◆ What is needed
Every entry should be repeated exactly. Omit the pictures.

◆ Recorded data
>> begin

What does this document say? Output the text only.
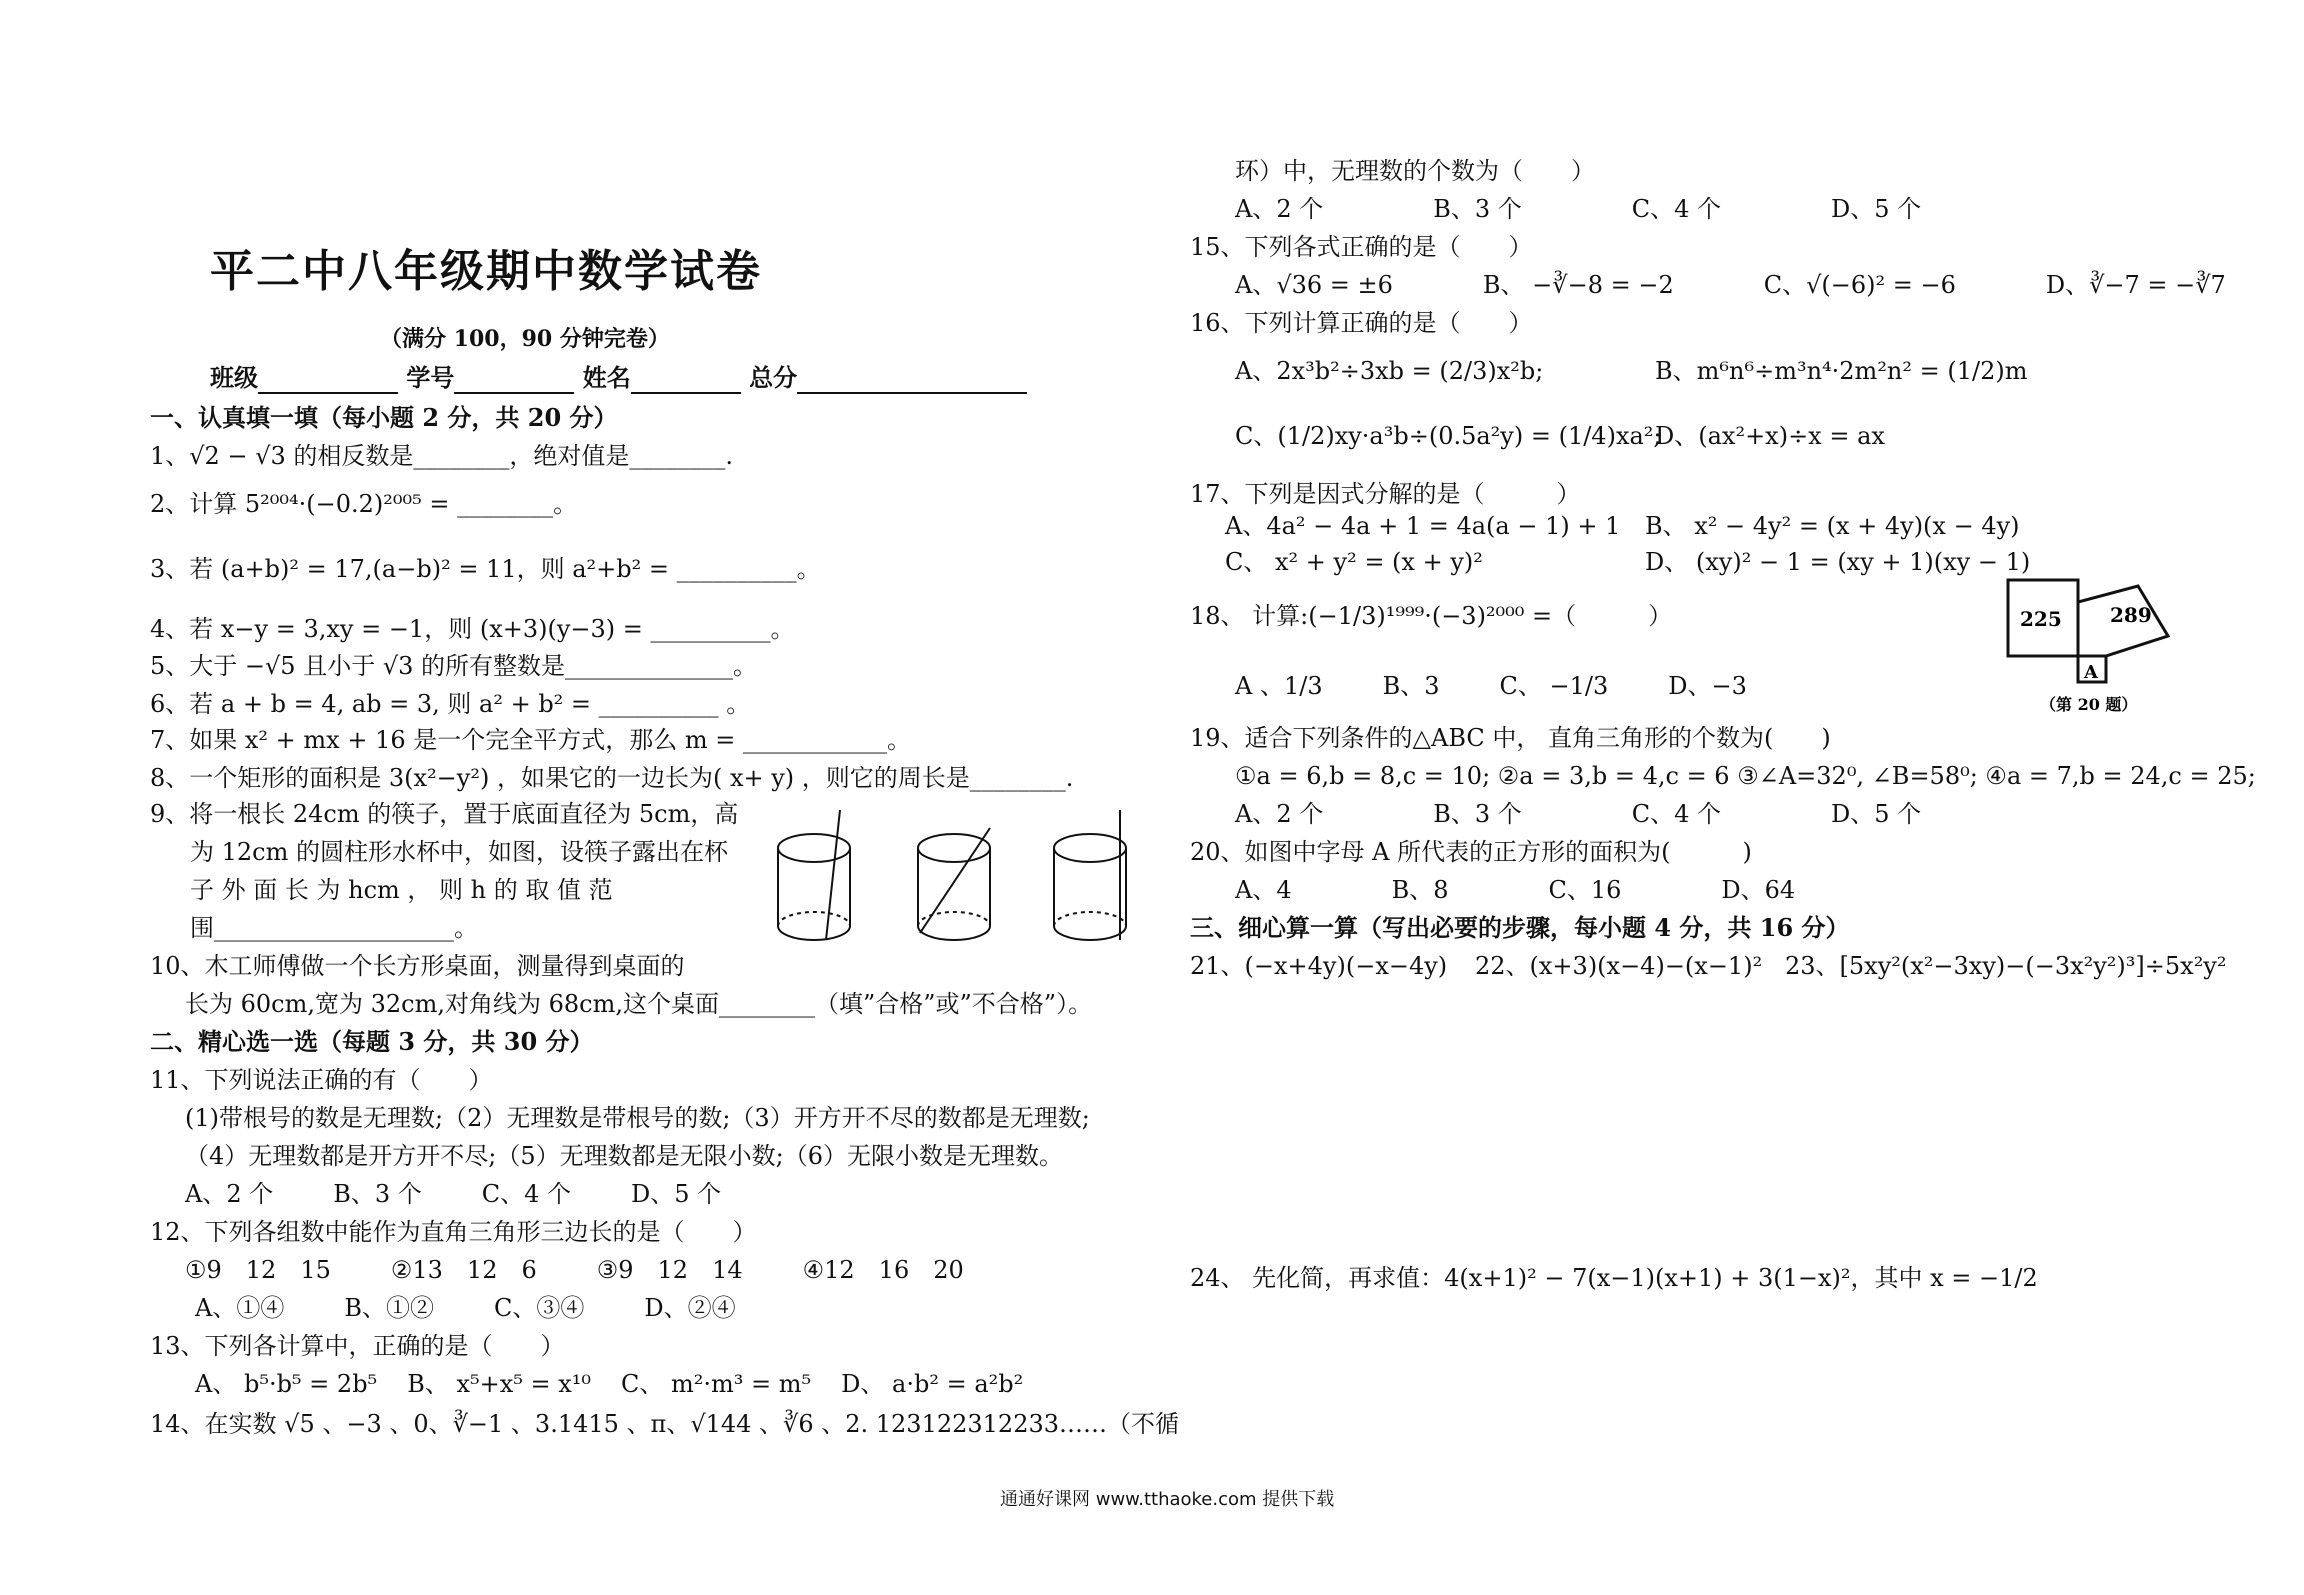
平二中八年级期中数学试卷
（满分 100，90 分钟完卷）
班级	学号	姓名	总分
一、认真填一填（每小题 2 分，共 20 分）
1、√2 − √3 的相反数是________，绝对值是________.
2、计算 5²⁰⁰⁴·(−0.2)²⁰⁰⁵ = ________。
3、若 (a+b)² = 17,(a−b)² = 11，则 a²+b² = __________。
4、若 x−y = 3,xy = −1，则 (x+3)(y−3) = __________。
5、大于 −√5 且小于 √3 的所有整数是______________。
6、若 a + b = 4, ab = 3, 则 a² + b² = __________ 。
7、如果 x² + mx + 16 是一个完全平方式，那么 m = ____________。
8、一个矩形的面积是 3(x²−y²) ，如果它的一边长为( x+ y) ，则它的周长是________.
9、将一根长 24cm 的筷子，置于底面直径为 5cm，高
为 12cm 的圆柱形水杯中，如图，设筷子露出在杯
子 外 面 长 为 hcm ， 则 h 的 取 值 范
围____________________。
10、木工师傅做一个长方形桌面，测量得到桌面的
长为 60cm,宽为 32cm,对角线为 68cm,这个桌面________（填”合格”或”不合格”）。
二、精心选一选（每题 3 分，共 30 分）
11、下列说法正确的有（　　）
(1)带根号的数是无理数;（2）无理数是带根号的数;（3）开方开不尽的数都是无理数;
（4）无理数都是开方开不尽;（5）无理数都是无限小数;（6）无限小数是无理数。
A、2 个	B、3 个	C、4 个	D、5 个
12、下列各组数中能作为直角三角形三边长的是（　　）
①9　12　15	②13　12　6	③9　12　14	④12　16　20
A、①④	B、①②	C、③④	D、②④
13、下列各计算中，正确的是（　　）
A、 b⁵·b⁵ = 2b⁵ B、 x⁵+x⁵ = x¹⁰ C、 m²·m³ = m⁵ D、 a·b² = a²b²
14、在实数 √5 、−3 、0、∛−1 、3.1415 、π、√144 、∛6 、2. 123122312233……（不循
环）中，无理数的个数为（　　）
A、2 个	B、3 个	C、4 个	D、5 个
15、下列各式正确的是（　　）
A、√36 = ±6	B、 −∛−8 = −2	C、√(−6)² = −6	D、∛−7 = −∛7
16、下列计算正确的是（　　）
A、2x³b²÷3xb = (2/3)x²b;	B、m⁶n⁶÷m³n⁴·2m²n² = (1/2)m
C、(1/2)xy·a³b÷(0.5a²y) = (1/4)xa²;
D、(ax²+x)÷x = ax
17、下列是因式分解的是（　　　）
A、4a² − 4a + 1 = 4a(a − 1) + 1 B、 x² − 4y² = (x + 4y)(x − 4y)
C、 x² + y² = (x + y)²	D、 (xy)² − 1 = (xy + 1)(xy − 1)
18、 计算:(−1/3)¹⁹⁹⁹·(−3)²⁰⁰⁰ =（　　　）
A 、1/3	B、3	C、 −1/3	D、−3
225 289
A
（第 20 题）
19、适合下列条件的△ABC 中， 直角三角形的个数为(　　)
①a = 6,b = 8,c = 10; ②a = 3,b = 4,c = 6 ③∠A=32⁰, ∠B=58⁰; ④a = 7,b = 24,c = 25;
A、2 个	B、3 个	C、4 个	D、5 个
20、如图中字母 A 所代表的正方形的面积为(　　　)
A、4	B、8	C、16	D、64
三、细心算一算（写出必要的步骤，每小题 4 分，共 16 分）
21、(−x+4y)(−x−4y) 22、(x+3)(x−4)−(x−1)² 23、[5xy²(x²−3xy)−(−3x²y²)³]÷5x²y²
24、 先化简，再求值：4(x+1)² − 7(x−1)(x+1) + 3(1−x)²，其中 x = −1/2
通通好课网 www.tthaoke.com 提供下载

>> end

◆ Completed task
What does this document say? Output the text only.
平二中八年级期中数学试卷
（满分 100，90 分钟完卷）
班级	学号	姓名	总分
一、认真填一填（每小题 2 分，共 20 分）
1、√2 − √3 的相反数是________，绝对值是________.
2、计算 5²⁰⁰⁴·(−0.2)²⁰⁰⁵ = ________。
3、若 (a+b)² = 17,(a−b)² = 11，则 a²+b² = __________。
4、若 x−y = 3,xy = −1，则 (x+3)(y−3) = __________。
5、大于 −√5 且小于 √3 的所有整数是______________。
6、若 a + b = 4, ab = 3, 则 a² + b² = __________ 。
7、如果 x² + mx + 16 是一个完全平方式，那么 m = ____________。
8、一个矩形的面积是 3(x²−y²) ，如果它的一边长为( x+ y) ，则它的周长是________.
9、将一根长 24cm 的筷子，置于底面直径为 5cm，高
为 12cm 的圆柱形水杯中，如图，设筷子露出在杯
子 外 面 长 为 hcm ， 则 h 的 取 值 范
围____________________。
10、木工师傅做一个长方形桌面，测量得到桌面的
长为 60cm,宽为 32cm,对角线为 68cm,这个桌面________（填”合格”或”不合格”）。
二、精心选一选（每题 3 分，共 30 分）
11、下列说法正确的有（　　）
(1)带根号的数是无理数;（2）无理数是带根号的数;（3）开方开不尽的数都是无理数;
（4）无理数都是开方开不尽;（5）无理数都是无限小数;（6）无限小数是无理数。
A、2 个	B、3 个	C、4 个	D、5 个
12、下列各组数中能作为直角三角形三边长的是（　　）
①9　12　15	②13　12　6	③9　12　14	④12　16　20
A、①④	B、①②	C、③④	D、②④
13、下列各计算中，正确的是（　　）
A、 b⁵·b⁵ = 2b⁵ B、 x⁵+x⁵ = x¹⁰ C、 m²·m³ = m⁵ D、 a·b² = a²b²
14、在实数 √5 、−3 、0、∛−1 、3.1415 、π、√144 、∛6 、2. 123122312233……（不循
环）中，无理数的个数为（　　）
A、2 个	B、3 个	C、4 个	D、5 个
15、下列各式正确的是（　　）
A、√36 = ±6	B、 −∛−8 = −2	C、√(−6)² = −6	D、∛−7 = −∛7
16、下列计算正确的是（　　）
A、2x³b²÷3xb = (2/3)x²b;	B、m⁶n⁶÷m³n⁴·2m²n² = (1/2)m
C、(1/2)xy·a³b÷(0.5a²y) = (1/4)xa²;
D、(ax²+x)÷x = ax
17、下列是因式分解的是（　　　）
A、4a² − 4a + 1 = 4a(a − 1) + 1 B、 x² − 4y² = (x + 4y)(x − 4y)
C、 x² + y² = (x + y)²	D、 (xy)² − 1 = (xy + 1)(xy − 1)
18、 计算:(−1/3)¹⁹⁹⁹·(−3)²⁰⁰⁰ =（　　　）
A 、1/3	B、3	C、 −1/3	D、−3
225 289
A
（第 20 题）
19、适合下列条件的△ABC 中， 直角三角形的个数为(　　)
①a = 6,b = 8,c = 10; ②a = 3,b = 4,c = 6 ③∠A=32⁰, ∠B=58⁰; ④a = 7,b = 24,c = 25;
A、2 个	B、3 个	C、4 个	D、5 个
20、如图中字母 A 所代表的正方形的面积为(　　　)
A、4	B、8	C、16	D、64
三、细心算一算（写出必要的步骤，每小题 4 分，共 16 分）
21、(−x+4y)(−x−4y) 22、(x+3)(x−4)−(x−1)² 23、[5xy²(x²−3xy)−(−3x²y²)³]÷5x²y²
24、 先化简，再求值：4(x+1)² − 7(x−1)(x+1) + 3(1−x)²，其中 x = −1/2
通通好课网 www.tthaoke.com 提供下载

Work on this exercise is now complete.